## DATA SUPPLIED
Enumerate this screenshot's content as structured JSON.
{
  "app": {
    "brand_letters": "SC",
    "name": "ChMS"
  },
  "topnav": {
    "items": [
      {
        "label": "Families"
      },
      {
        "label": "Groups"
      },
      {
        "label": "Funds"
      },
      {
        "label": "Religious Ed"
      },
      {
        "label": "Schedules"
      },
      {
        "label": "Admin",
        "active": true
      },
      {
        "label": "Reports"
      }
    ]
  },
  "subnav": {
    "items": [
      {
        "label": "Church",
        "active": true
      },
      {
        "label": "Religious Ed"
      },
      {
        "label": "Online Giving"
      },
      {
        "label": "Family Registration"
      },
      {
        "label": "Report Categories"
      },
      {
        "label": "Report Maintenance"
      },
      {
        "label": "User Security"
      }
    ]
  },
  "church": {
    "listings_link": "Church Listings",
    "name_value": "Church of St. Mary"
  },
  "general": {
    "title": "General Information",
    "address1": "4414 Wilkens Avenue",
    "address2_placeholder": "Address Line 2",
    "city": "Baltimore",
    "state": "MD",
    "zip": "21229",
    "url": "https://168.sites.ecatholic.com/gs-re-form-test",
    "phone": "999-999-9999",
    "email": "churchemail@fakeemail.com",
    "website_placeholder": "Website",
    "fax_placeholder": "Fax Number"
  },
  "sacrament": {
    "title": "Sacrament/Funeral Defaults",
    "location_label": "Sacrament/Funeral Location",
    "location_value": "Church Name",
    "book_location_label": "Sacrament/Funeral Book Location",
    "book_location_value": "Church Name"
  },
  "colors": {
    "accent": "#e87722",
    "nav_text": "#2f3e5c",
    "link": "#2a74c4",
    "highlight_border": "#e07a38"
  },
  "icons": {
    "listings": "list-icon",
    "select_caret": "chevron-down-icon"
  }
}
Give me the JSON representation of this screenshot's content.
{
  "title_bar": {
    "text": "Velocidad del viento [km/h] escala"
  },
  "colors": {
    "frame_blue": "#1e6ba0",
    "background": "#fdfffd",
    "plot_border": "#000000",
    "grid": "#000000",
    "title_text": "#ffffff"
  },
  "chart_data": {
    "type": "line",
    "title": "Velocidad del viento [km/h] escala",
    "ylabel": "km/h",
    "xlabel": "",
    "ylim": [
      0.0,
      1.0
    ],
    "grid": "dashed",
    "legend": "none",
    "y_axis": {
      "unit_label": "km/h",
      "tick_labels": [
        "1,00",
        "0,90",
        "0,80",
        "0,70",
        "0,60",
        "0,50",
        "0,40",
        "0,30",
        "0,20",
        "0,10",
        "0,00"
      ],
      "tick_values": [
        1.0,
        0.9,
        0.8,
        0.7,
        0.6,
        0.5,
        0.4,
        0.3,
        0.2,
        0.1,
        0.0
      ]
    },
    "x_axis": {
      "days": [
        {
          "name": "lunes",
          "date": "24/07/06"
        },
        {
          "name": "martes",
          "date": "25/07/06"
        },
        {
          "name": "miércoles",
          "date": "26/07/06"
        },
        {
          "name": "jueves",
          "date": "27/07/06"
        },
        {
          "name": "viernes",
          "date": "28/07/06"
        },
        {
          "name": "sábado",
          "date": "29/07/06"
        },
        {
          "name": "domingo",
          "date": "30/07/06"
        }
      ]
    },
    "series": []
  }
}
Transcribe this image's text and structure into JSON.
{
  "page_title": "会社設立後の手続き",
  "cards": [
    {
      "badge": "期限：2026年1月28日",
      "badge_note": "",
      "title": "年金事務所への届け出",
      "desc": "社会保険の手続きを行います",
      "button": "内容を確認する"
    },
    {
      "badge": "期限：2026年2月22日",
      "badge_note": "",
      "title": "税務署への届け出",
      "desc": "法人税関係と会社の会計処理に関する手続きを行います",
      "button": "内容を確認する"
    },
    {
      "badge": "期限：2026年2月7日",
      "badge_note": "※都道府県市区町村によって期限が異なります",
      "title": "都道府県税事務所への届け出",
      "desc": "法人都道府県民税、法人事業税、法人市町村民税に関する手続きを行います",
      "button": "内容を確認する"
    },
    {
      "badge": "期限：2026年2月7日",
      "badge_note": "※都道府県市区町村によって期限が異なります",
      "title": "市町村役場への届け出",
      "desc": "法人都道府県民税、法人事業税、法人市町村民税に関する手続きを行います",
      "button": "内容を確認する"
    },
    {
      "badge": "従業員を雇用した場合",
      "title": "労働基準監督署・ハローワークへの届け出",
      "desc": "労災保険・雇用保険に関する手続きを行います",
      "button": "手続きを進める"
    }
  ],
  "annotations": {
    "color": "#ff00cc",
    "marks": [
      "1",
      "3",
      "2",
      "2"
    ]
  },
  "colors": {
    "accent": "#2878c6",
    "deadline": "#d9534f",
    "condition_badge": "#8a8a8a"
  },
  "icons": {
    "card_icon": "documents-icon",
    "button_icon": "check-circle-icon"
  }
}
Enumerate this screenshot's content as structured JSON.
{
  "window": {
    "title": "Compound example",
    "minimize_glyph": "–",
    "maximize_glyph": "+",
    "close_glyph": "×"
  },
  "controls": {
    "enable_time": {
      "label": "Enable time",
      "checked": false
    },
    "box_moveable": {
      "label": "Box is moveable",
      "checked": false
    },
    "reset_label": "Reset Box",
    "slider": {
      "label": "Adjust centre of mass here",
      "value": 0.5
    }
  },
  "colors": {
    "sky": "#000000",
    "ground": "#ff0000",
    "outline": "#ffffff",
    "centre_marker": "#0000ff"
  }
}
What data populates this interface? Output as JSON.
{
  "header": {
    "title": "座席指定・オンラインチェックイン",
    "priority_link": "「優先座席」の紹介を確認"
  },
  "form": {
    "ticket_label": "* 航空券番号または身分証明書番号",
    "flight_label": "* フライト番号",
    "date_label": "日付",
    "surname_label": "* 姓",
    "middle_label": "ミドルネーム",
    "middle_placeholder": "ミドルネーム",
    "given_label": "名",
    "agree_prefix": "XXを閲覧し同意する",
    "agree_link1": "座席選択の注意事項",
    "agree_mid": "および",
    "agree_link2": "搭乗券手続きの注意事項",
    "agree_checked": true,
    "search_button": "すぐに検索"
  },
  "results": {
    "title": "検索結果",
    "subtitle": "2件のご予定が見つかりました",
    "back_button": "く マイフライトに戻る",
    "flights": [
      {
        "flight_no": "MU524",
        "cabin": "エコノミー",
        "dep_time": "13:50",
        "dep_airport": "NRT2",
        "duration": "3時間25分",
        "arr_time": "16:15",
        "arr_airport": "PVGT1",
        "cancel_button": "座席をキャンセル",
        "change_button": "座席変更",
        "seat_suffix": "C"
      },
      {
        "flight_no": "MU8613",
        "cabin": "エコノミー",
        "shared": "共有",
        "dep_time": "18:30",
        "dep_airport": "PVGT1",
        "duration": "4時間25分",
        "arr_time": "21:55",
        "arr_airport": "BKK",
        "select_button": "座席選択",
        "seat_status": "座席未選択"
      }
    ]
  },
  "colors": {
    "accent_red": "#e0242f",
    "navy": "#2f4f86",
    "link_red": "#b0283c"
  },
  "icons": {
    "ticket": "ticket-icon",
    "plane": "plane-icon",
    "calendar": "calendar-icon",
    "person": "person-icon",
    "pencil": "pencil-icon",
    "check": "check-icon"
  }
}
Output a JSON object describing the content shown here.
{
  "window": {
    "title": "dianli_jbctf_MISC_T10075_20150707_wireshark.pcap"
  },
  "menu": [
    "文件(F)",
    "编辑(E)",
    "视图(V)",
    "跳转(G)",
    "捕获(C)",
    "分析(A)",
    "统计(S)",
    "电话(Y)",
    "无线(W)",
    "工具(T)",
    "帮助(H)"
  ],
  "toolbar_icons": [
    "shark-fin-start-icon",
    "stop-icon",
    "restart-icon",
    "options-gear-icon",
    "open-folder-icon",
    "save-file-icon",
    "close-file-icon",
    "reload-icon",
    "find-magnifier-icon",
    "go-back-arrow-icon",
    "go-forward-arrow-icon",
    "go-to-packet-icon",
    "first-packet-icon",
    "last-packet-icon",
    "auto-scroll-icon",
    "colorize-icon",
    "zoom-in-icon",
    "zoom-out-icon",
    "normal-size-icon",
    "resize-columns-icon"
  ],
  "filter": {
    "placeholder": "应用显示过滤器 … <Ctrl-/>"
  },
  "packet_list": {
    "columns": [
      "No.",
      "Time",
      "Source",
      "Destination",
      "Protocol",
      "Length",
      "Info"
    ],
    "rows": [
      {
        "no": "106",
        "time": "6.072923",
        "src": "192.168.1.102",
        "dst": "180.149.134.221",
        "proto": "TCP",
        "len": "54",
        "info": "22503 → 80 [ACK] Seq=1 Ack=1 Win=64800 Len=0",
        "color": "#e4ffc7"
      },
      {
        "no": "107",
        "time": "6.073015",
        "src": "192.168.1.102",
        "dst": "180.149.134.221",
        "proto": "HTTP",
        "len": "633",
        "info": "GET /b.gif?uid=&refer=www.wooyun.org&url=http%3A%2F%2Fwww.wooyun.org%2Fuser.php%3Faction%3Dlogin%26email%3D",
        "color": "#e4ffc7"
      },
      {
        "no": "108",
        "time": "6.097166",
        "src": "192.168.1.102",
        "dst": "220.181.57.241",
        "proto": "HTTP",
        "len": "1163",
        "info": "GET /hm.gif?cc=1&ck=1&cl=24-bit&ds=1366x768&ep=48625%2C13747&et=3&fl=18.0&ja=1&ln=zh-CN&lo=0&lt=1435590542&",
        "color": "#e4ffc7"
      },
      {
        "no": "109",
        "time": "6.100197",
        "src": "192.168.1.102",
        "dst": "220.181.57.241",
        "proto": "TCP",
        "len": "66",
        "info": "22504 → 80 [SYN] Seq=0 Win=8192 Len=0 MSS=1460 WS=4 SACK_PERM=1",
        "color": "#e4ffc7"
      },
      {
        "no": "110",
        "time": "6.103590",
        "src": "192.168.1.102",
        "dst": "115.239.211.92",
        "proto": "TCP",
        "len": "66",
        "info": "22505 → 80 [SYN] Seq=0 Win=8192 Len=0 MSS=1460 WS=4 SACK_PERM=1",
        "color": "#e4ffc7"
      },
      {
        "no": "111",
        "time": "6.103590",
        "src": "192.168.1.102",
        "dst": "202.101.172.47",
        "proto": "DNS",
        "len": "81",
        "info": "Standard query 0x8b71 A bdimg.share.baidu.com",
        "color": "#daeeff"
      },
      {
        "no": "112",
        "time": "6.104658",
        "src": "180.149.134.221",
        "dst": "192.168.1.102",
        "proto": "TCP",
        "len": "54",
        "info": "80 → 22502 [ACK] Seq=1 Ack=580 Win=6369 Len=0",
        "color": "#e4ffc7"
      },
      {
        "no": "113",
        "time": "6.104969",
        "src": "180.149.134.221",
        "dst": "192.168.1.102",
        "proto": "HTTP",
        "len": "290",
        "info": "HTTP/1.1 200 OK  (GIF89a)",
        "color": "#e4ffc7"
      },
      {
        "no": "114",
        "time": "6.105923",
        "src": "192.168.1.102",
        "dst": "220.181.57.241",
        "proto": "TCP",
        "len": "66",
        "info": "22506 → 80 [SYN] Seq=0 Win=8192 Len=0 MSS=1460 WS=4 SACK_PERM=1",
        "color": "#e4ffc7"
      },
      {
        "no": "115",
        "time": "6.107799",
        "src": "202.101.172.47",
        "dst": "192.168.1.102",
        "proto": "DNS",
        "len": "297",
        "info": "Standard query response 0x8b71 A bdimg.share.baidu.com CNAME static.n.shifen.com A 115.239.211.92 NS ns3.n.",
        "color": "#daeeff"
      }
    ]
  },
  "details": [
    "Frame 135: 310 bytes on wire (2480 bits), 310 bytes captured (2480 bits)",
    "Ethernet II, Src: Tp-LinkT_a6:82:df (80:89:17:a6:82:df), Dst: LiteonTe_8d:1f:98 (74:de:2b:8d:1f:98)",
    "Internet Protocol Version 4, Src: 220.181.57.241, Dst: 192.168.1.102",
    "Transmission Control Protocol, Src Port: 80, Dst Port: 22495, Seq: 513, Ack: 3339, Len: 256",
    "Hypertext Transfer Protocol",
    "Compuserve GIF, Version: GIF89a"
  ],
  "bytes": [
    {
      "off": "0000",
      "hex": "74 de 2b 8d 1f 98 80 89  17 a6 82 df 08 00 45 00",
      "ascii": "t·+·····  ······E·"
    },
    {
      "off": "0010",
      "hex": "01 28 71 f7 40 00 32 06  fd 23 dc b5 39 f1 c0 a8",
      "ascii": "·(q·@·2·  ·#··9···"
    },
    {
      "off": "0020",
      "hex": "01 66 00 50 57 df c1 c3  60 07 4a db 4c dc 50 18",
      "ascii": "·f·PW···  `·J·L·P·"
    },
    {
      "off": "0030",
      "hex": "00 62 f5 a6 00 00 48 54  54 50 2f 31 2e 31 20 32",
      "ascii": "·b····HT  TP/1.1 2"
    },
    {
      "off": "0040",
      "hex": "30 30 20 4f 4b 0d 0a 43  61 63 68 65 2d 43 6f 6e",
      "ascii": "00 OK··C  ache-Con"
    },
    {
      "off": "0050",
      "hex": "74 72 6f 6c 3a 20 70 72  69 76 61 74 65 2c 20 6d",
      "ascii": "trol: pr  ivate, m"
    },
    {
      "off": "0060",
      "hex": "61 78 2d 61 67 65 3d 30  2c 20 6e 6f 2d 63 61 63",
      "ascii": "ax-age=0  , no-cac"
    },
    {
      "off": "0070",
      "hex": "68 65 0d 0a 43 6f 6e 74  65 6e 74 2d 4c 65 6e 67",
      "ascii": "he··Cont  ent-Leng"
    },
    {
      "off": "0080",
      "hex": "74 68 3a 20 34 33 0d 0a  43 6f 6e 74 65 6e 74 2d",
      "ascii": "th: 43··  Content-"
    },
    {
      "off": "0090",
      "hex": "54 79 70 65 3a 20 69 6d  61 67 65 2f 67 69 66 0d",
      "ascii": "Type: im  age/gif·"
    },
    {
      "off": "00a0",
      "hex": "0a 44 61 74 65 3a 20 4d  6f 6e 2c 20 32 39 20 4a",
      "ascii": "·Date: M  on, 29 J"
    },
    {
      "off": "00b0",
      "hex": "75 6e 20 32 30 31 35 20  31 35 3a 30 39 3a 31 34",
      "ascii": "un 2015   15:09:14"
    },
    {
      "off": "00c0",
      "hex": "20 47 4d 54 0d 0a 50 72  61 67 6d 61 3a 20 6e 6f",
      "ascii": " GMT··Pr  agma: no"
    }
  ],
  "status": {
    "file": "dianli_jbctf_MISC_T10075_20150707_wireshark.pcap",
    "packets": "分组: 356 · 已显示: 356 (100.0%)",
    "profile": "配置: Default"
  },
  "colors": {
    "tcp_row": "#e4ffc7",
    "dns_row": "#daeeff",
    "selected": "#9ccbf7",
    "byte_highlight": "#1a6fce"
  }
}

## DO THIS
Extract all lines containing the word "viento".

## ANSWER TO THE PROBLEM
    "text": "Velocidad del viento [km/h] escala"
    "title": "Velocidad del viento [km/h] escala",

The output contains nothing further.